- [Task objective]: Exclude the pictures, then repeat the remaining data exactly.

- [Saved entries]:
++++++++++++++++++++

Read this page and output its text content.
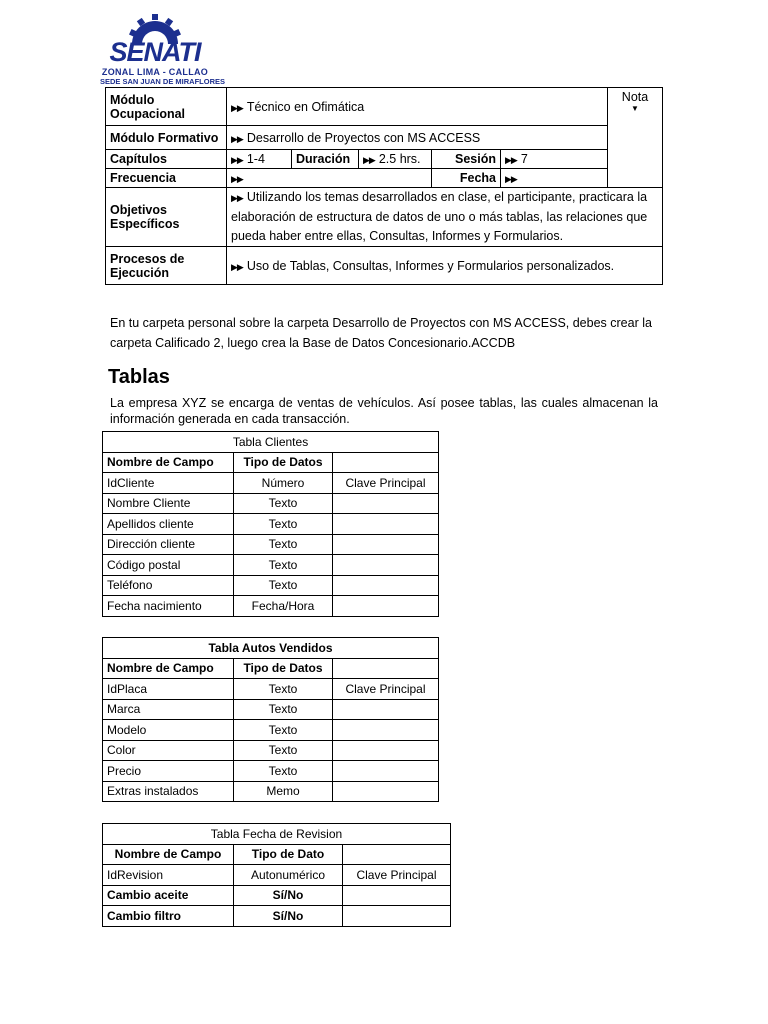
SENATI
ZONAL LIMA - CALLAO
SEDE SAN JUAN DE MIRAFLORES
Módulo Ocupacional	▶▶ Técnico en Ofimática					Nota
▼

Módulo Formativo	▶▶ Desarrollo de Proyectos con MS ACCESS					
Capítulos	▶▶ 1-4	Duración	▶▶ 2.5 hrs.	Sesión	▶▶ 7	
Frecuencia	▶▶			Fecha	▶▶	
Objetivos Específicos	▶▶ Utilizando los temas desarrollados en clase, el participante, practicara la elaboración de estructura de datos de uno o más tablas, las relaciones que pueda haber entre ellas, Consultas, Informes y Formularios.					
Procesos de Ejecución	▶▶ Uso de Tablas, Consultas, Informes y Formularios personalizados.					
En tu carpeta personal sobre la carpeta Desarrollo de Proyectos con MS ACCESS, debes crear la carpeta Calificado 2, luego crea la Base de Datos Concesionario.ACCDB
Tablas
La empresa XYZ se encarga de ventas de vehículos. Así posee tablas, las cuales almacenan la información generada en cada transacción.
Tabla Clientes		
Nombre de Campo	Tipo de Datos	
IdCliente	Número	Clave Principal
Nombre Cliente	Texto	
Apellidos cliente	Texto	
Dirección cliente	Texto	
Código postal	Texto	
Teléfono	Texto	
Fecha nacimiento	Fecha/Hora	
Tabla Autos Vendidos		
Nombre de Campo	Tipo de Datos	
IdPlaca	Texto	Clave Principal
Marca	Texto	
Modelo	Texto	
Color	Texto	
Precio	Texto	
Extras instalados	Memo	
Tabla Fecha de Revision		
Nombre de Campo	Tipo de Dato	
IdRevision	Autonumérico	Clave Principal
Cambio aceite	Sí/No	
Cambio filtro	Sí/No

++++++++++++++++++++

- [Task result]:
Read this page and output its text content.
SENATI
ZONAL LIMA - CALLAO
SEDE SAN JUAN DE MIRAFLORES
Módulo Ocupacional	▶▶ Técnico en Ofimática					Nota
▼

Módulo Formativo	▶▶ Desarrollo de Proyectos con MS ACCESS					
Capítulos	▶▶ 1-4	Duración	▶▶ 2.5 hrs.	Sesión	▶▶ 7	
Frecuencia	▶▶			Fecha	▶▶	
Objetivos Específicos	▶▶ Utilizando los temas desarrollados en clase, el participante, practicara la elaboración de estructura de datos de uno o más tablas, las relaciones que pueda haber entre ellas, Consultas, Informes y Formularios.					
Procesos de Ejecución	▶▶ Uso de Tablas, Consultas, Informes y Formularios personalizados.					
En tu carpeta personal sobre la carpeta Desarrollo de Proyectos con MS ACCESS, debes crear la carpeta Calificado 2, luego crea la Base de Datos Concesionario.ACCDB
Tablas
La empresa XYZ se encarga de ventas de vehículos. Así posee tablas, las cuales almacenan la información generada en cada transacción.
Tabla Clientes		
Nombre de Campo	Tipo de Datos	
IdCliente	Número	Clave Principal
Nombre Cliente	Texto	
Apellidos cliente	Texto	
Dirección cliente	Texto	
Código postal	Texto	
Teléfono	Texto	
Fecha nacimiento	Fecha/Hora	
Tabla Autos Vendidos		
Nombre de Campo	Tipo de Datos	
IdPlaca	Texto	Clave Principal
Marca	Texto	
Modelo	Texto	
Color	Texto	
Precio	Texto	
Extras instalados	Memo	
Tabla Fecha de Revision		
Nombre de Campo	Tipo de Dato	
IdRevision	Autonumérico	Clave Principal
Cambio aceite	Sí/No	
Cambio filtro	Sí/No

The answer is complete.